TASK PROMPT :: Give the count of lines containing the string "JSON", with no other output.
::::
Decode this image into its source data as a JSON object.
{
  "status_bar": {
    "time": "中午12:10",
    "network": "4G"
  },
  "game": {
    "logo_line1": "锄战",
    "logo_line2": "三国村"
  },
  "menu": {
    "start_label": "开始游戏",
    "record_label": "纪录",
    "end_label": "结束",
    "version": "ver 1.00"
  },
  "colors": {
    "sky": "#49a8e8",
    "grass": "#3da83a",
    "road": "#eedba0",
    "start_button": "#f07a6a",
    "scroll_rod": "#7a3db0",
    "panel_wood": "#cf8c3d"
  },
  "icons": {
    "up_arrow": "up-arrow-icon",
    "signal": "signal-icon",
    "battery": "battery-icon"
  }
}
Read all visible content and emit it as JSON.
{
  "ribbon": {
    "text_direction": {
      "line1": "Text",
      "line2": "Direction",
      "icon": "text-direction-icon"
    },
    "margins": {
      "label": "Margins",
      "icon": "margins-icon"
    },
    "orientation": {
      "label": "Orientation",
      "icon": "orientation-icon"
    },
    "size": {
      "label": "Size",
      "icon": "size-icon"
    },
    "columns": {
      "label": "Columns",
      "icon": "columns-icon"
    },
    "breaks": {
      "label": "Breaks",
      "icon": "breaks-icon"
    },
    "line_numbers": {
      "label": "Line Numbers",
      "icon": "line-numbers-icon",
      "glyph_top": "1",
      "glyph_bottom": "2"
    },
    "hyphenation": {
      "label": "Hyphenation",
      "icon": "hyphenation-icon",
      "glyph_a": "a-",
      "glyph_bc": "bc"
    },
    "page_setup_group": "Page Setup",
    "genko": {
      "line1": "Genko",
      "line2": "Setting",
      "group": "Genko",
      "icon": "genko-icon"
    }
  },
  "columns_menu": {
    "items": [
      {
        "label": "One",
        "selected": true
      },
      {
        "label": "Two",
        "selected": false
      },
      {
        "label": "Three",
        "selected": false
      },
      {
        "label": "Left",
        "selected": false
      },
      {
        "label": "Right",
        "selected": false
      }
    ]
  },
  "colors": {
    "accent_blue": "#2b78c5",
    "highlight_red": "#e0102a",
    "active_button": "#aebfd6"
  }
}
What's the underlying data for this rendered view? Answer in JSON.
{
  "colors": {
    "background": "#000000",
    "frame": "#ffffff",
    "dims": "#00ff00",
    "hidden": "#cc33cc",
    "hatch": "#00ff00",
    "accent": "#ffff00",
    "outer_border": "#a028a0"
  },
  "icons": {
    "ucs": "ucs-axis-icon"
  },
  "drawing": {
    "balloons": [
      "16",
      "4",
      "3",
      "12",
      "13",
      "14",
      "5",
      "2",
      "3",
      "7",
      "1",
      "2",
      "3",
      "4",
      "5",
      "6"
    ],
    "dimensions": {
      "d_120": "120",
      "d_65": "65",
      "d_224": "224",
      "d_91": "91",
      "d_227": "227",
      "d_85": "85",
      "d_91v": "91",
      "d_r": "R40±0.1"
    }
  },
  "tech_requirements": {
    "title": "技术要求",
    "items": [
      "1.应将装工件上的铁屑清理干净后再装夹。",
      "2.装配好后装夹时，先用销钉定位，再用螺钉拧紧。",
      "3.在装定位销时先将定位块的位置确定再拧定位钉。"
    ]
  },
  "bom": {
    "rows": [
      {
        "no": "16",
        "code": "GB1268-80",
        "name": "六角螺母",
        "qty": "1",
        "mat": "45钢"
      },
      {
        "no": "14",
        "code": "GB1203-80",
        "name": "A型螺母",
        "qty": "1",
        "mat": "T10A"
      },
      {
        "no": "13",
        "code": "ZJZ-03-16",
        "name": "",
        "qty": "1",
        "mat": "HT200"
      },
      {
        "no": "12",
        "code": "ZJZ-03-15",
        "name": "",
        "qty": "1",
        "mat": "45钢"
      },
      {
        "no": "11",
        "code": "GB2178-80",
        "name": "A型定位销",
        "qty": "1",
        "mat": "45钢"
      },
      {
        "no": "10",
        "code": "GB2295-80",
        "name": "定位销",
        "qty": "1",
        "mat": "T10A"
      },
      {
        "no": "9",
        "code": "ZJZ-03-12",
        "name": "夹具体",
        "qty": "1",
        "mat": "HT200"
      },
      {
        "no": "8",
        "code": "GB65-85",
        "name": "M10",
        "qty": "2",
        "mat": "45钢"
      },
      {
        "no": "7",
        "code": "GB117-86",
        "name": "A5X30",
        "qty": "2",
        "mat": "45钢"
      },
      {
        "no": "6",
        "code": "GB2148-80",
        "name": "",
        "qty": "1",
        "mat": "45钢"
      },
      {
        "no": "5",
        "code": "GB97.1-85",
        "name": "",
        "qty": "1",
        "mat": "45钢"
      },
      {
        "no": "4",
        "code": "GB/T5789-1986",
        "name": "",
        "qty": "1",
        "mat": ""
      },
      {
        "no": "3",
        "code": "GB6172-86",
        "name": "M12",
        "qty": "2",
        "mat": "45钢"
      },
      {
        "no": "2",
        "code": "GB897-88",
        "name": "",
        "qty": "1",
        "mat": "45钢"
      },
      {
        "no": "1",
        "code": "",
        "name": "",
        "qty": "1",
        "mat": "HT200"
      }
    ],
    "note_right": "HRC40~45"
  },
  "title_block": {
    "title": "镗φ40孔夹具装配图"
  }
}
::::
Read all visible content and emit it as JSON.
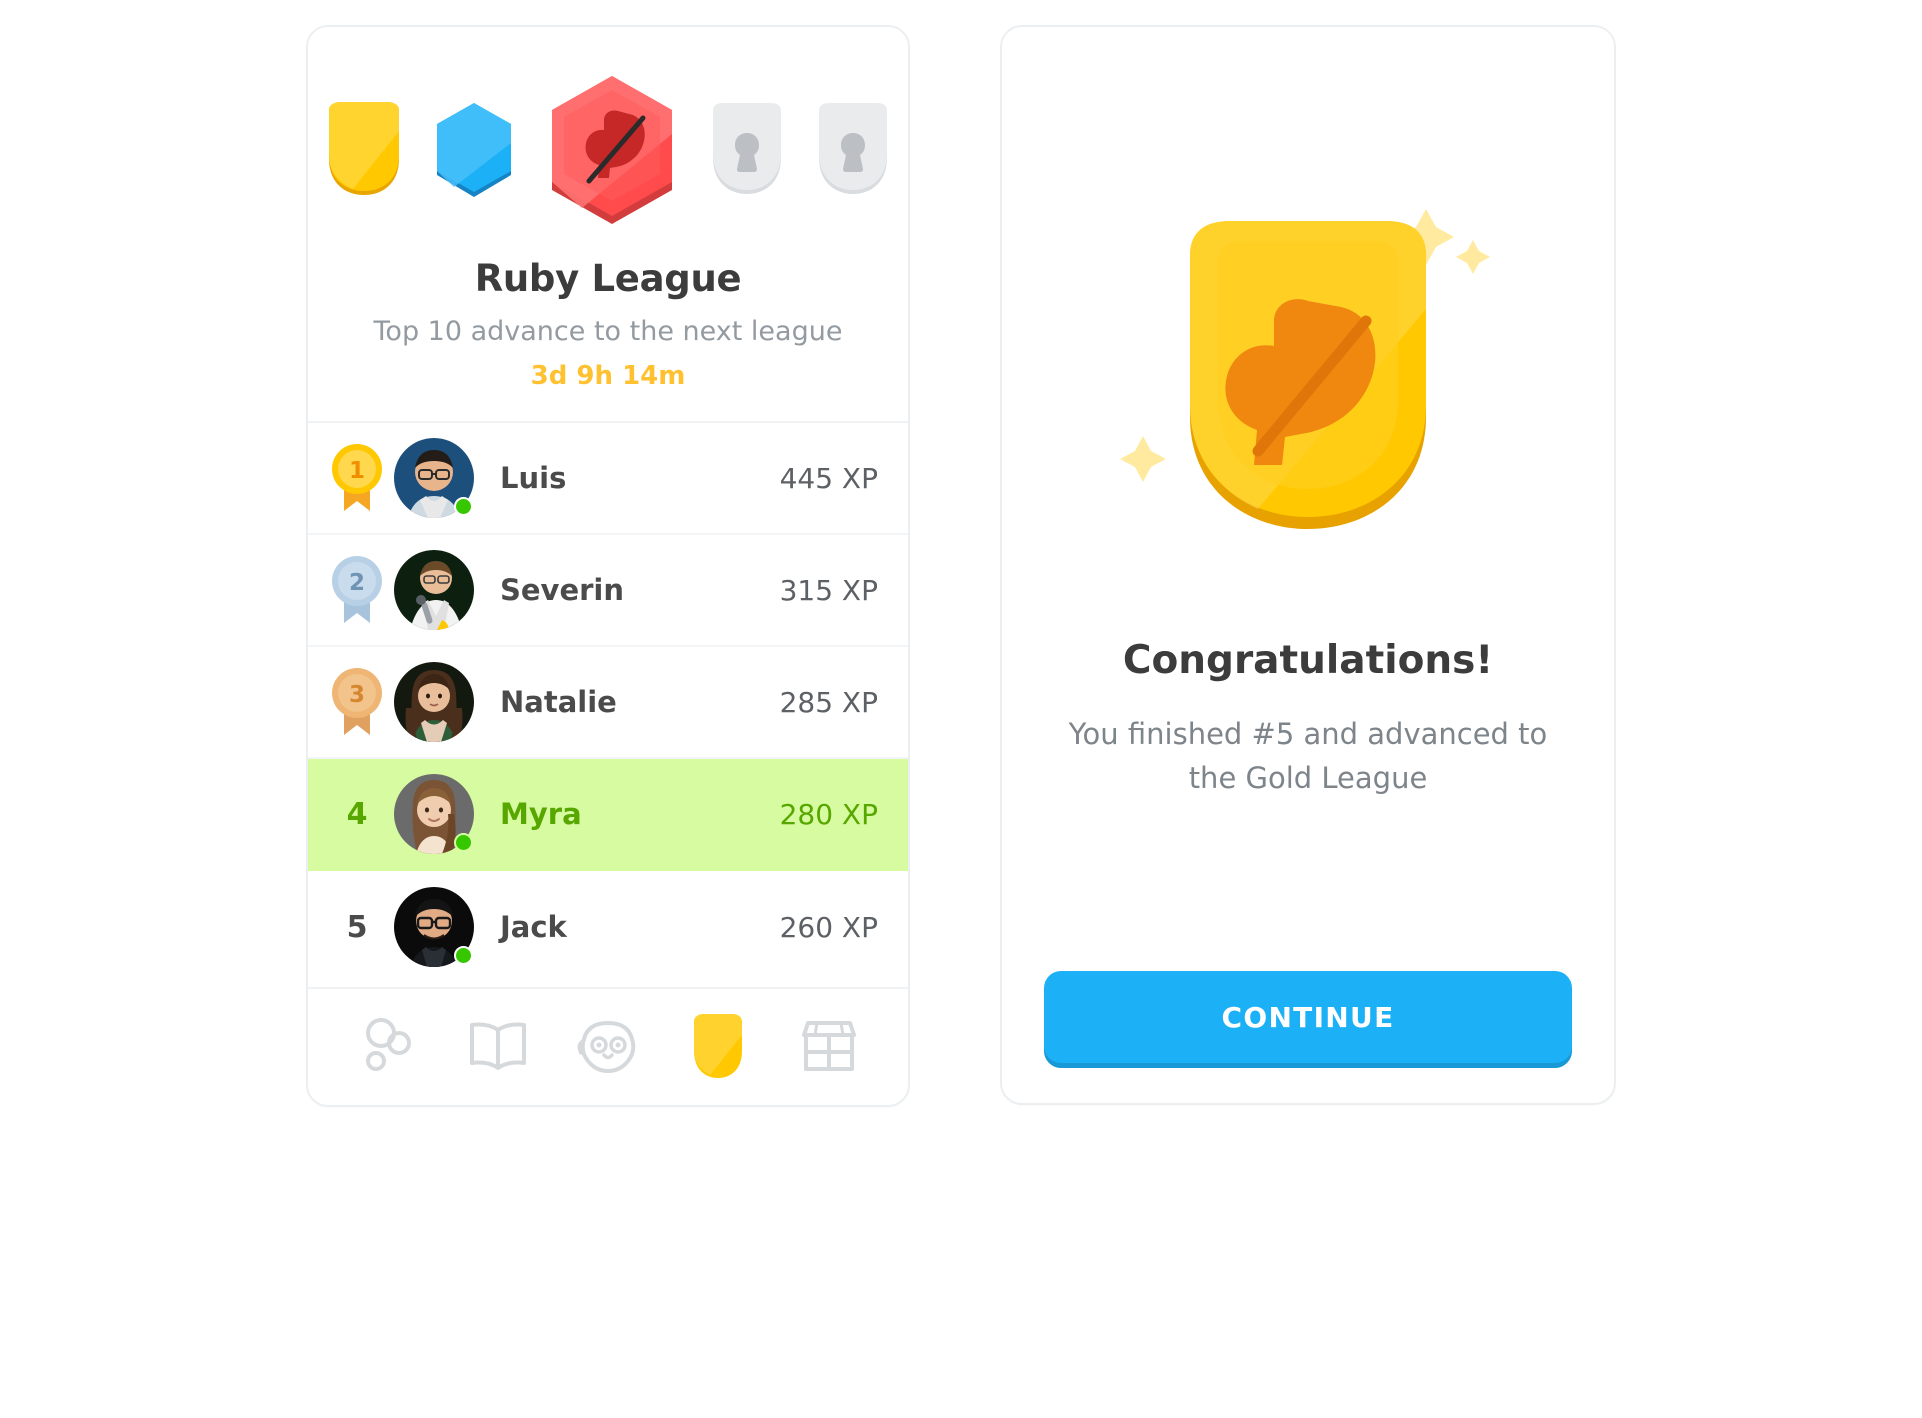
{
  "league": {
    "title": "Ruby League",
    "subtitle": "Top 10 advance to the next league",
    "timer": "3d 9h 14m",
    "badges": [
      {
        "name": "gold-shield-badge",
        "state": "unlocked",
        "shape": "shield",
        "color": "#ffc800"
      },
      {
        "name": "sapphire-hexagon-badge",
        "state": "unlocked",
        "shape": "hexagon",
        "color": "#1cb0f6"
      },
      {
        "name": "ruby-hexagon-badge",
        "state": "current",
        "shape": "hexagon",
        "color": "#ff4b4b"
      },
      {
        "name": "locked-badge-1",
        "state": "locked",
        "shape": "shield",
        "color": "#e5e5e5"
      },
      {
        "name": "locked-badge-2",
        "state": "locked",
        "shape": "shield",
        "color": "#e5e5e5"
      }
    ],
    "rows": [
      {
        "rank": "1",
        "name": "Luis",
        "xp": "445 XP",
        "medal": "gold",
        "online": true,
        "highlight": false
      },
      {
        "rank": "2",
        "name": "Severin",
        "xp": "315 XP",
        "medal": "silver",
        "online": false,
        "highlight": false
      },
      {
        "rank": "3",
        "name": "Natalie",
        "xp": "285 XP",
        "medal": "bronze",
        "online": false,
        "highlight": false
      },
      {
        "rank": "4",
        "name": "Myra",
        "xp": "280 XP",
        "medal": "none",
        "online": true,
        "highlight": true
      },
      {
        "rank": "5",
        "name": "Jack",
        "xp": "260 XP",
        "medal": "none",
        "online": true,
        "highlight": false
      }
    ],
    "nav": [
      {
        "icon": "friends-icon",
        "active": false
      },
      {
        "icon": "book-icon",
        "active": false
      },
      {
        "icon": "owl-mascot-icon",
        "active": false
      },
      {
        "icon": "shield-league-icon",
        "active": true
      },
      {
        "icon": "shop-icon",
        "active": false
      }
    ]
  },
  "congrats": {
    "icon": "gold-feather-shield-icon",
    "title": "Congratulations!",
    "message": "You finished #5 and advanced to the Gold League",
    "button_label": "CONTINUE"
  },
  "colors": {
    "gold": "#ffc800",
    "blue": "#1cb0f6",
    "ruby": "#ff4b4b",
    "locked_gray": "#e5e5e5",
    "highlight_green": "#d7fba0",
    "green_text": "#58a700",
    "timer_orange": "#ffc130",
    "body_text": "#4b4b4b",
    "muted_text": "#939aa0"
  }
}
::::
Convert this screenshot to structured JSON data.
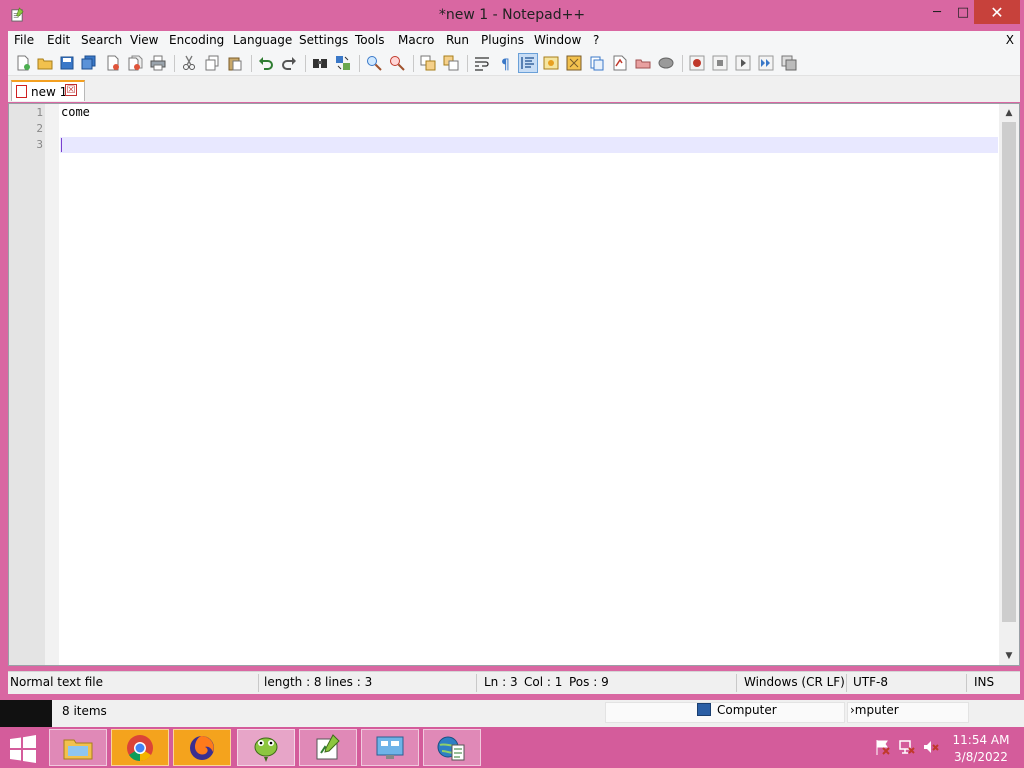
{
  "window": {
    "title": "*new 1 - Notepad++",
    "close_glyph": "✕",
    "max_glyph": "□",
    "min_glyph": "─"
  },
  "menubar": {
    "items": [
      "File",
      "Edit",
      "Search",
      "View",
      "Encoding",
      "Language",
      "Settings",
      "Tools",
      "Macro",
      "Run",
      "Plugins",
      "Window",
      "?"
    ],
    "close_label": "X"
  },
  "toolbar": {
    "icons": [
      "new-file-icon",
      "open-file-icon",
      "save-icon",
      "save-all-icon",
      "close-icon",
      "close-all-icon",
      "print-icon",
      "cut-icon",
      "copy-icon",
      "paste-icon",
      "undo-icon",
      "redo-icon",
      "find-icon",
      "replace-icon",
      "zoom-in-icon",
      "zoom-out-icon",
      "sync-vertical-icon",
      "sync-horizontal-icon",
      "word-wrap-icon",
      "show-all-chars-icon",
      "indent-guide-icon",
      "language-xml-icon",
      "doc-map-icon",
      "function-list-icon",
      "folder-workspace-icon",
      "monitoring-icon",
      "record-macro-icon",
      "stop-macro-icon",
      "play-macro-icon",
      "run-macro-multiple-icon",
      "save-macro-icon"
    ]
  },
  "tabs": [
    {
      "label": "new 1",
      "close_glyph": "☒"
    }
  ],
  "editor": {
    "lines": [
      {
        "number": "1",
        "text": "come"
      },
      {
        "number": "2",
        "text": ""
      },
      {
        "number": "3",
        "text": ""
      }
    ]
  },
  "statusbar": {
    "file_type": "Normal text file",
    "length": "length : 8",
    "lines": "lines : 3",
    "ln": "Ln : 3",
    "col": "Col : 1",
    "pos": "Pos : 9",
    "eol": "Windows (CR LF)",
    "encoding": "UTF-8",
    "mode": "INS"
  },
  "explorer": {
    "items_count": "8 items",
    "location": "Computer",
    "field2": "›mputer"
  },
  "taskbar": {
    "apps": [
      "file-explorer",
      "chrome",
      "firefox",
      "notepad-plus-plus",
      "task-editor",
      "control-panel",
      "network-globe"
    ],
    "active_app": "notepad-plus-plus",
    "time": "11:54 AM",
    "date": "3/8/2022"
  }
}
::::
WRITTEN RESPONSE :: 5